• **ページ抜粋**
····················

神経細胞群「運動モジュール」はカエルで発見、霊長類では未発見
国立精神・神経医療研究センター(NCNP)は10月13日、自由自在な動きが特徴の霊長類の手や腕が、脊髄にある多機能な運動細胞群によってコントロールされていることを発見したと発表した。この研究は、NCNP神経研究所、モデル動物開発研究部のAmit Yaron研究員、David Kowalski訪問研究員、関和彦部長、京都大学白眉センター・医学研究科の武井智彦特定准教授らの研究グループによるもの。研究成果は、米国科学アカデミー紀要「PNAS」のオンライン版に掲載されている。
画像はリリースより
日常生活において、腕の働きは驚くほど多様だ。ヒトの神経系は右や左、近くや遠くなど、さまざまな運動の方向と大きさの組み合わせによって、この多様な腕運動を作り出していると考えられる。しかし、このように多様な運動の方向と運動の大きさの制御が行われる神経メカニズムは長年脳科学における謎であり、いくつかの仮説が提唱されているが、現在も解明されていない。
その仮説の1つが、運動モジュール仮説だ。これは、神経系には運動の方向(筋活動の組み合わせ)を表現する神経細胞群(モジュール)が少数存在し、脳はそれらをいろんな割合で組み合わせて使うことによって、多様な動きの方向や大きさを作り出しているという考え。この考えを用いると、複雑なロボットの動きが少ない計算で実現でき、また多くの筋活動の組み合わせを簡単な数式で説明できることから、工学から臨床医学などで広く使われている。しかし、この運動モジュールはこれまで主としてカエルの神経系では実験的に発見されていたが、ヒトや霊長類の神経系では発見されていなかった。そこで、研究グループはこの点に着目し、霊長類の神経系におけるこの運動モジュールの存在を実験的に検証した。
マカクサルに電極を埋め込み実験、運動モジュールを発見
まず、麻酔下のマカクサルの下位頸髄に16本の金属電極を慢性的に埋め込む手術を3頭の動物に実施。手術から回復後、それぞれの動物の麻酔下で腕と身体を測定台に固定し、脊髄への電気刺激によって誘発される腕運動の方向と大きさを手首に力センサーを装着することによって計測した。
結果、手首の位置を7点間で移動させると、脊髄刺激によって異なった方向の力ベクトルが計測された。2つの電極(電極AとB)への刺激によって発生する力ベクトルについて比較したところ、AとBではそれぞれ別の方向へ力ベクトルが引き起こされた。また、AとBを同時に刺激するとまた別の方向へ力ベクトルが引き起こされたが、それはAとBのベクトルの線形和で想定される力発生パターンとよく一致していた。このことから、霊長類の腕運動の方向は、脊髄における個々の運動モジュールの働きの単純な線形和で説明可能なことが示された。同様な結果が3頭のサルの30電極ペアにおいて再現されたことから、霊長類の頸髄に運動モジュールが存在すると結論づけられた。

····················

• **課題 1**
次の(a)〜(c)は、運動モジュールの記事の内容と合っていますか。それぞれ「はい」か「いいえ」で答え、判断の決め手となる記事の語句をそのまま引用してください。
(a) 電極は3頭のマカクサルの下位頸髄に埋め込まれた。
(b) 運動モジュールは、これまでにヒトの神経系で実験的に発見されていた。
(c) 電極AとBを同時に刺激したときの力ベクトルは、線形和で想定されるパターンと一致しなかった。
• **課題 2**
運動モジュールの記事を、最後の文の後から書き継いでください。
このデータは、上の運動モジュールの記事とは別の資料です。

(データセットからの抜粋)
····················

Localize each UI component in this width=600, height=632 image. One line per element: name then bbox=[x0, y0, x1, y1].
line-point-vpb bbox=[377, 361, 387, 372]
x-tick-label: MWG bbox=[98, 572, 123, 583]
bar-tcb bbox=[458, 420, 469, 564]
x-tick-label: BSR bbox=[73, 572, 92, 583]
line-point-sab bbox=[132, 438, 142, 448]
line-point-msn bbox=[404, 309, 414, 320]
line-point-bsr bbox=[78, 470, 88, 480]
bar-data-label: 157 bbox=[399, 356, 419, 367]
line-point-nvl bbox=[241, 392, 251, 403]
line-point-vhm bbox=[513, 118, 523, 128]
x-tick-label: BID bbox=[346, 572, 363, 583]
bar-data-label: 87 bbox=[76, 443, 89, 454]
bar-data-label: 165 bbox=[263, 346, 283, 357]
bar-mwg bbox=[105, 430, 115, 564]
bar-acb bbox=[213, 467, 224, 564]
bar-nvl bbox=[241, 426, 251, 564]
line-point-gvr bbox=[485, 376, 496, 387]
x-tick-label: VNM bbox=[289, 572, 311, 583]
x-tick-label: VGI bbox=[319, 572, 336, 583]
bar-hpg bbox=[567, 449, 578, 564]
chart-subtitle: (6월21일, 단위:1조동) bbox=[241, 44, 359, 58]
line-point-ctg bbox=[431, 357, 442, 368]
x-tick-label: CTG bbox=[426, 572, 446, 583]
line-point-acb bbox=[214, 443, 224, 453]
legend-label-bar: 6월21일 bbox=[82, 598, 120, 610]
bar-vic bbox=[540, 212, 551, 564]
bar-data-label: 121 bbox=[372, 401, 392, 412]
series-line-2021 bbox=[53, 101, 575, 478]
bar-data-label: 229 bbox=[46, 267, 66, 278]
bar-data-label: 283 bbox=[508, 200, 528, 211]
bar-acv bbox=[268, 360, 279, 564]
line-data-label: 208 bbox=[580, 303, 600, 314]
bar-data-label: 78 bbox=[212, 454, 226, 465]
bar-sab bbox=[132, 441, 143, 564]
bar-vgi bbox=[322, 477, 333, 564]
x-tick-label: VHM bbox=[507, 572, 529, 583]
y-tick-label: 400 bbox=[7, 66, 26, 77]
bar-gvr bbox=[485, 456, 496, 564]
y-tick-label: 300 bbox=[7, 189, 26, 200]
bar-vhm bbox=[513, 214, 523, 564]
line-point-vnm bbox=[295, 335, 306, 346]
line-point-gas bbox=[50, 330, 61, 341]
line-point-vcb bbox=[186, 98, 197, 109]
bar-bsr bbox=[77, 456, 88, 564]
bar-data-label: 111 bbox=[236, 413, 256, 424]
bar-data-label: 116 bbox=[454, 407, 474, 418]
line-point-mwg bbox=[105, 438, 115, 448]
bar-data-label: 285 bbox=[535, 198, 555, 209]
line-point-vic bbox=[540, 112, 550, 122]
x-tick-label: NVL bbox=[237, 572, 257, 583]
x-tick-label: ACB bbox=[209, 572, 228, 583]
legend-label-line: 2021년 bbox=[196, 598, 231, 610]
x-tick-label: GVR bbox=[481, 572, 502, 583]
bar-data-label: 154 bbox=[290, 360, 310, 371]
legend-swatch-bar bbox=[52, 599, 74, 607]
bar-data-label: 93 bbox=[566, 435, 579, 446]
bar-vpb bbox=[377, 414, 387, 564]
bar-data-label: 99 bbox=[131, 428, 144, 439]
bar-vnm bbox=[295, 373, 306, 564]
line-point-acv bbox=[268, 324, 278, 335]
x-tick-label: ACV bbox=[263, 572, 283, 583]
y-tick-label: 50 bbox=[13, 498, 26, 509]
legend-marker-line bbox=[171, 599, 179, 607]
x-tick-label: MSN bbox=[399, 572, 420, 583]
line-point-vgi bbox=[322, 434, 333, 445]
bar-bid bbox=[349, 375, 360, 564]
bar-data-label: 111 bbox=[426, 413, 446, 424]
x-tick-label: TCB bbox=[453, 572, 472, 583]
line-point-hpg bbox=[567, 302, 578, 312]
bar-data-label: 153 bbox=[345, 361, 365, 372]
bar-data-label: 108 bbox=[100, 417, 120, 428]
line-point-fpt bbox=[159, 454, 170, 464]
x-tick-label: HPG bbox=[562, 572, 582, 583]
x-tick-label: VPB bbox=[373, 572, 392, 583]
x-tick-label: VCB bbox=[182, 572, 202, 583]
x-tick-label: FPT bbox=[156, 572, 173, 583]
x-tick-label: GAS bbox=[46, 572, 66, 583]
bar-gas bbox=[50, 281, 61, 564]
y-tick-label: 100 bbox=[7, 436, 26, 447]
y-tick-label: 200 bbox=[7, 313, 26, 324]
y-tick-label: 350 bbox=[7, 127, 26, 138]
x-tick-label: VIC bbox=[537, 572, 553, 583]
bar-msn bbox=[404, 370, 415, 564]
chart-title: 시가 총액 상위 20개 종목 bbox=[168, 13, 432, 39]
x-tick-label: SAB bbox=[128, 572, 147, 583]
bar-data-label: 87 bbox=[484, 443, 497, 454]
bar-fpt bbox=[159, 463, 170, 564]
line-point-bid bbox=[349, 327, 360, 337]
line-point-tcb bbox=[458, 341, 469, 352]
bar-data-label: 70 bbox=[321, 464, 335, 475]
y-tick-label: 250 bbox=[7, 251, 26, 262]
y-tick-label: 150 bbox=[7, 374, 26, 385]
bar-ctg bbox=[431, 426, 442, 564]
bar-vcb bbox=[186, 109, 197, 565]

····················

• **解答 1**
(a) はい。「麻酔下のマカクサルの下位頸髄に16本の金属電極を慢性的に埋め込む手術を3頭の動物に実施」
(b) いいえ。「ヒトや霊長類の神経系では発見されていなかった」
(c) いいえ。「AとBのベクトルの線形和で想定される力発生パターンとよく一致していた」

• **解答 2**
運動方向はモジュール出力の線形和、大きさは超線形和
しかし、誘発された力の大きさについて同様な解析をすると、運動方向とは全く異なる結果が得られた。脊髄2点刺激において誘発される運動は、個々の刺激で誘発される運動サイズの線形和にはならず、線形和の数倍から数十倍大きな力が誘発された。これは従来の報告にない、全く予想外の現象だった。
では、霊長類の脊髄ではなぜ、四肢運動の大きさが運動モジュール出力の線形和で説明できないのか。研究グループは、「この超線形和現象が霊長類に特有な手指の運動の多彩さと関係しているのではないか」「そうだとすれば、手指の筋活動と肩肘の筋活動を別々に解析した場合、手指にこの超線形和現象が顕著に認められるのではないか」という新たな仮説を立てた。そして実際に筋電図を解析した結果、仮説通り手首や手指の筋において顕著に超線形和現象が現れることを見出した。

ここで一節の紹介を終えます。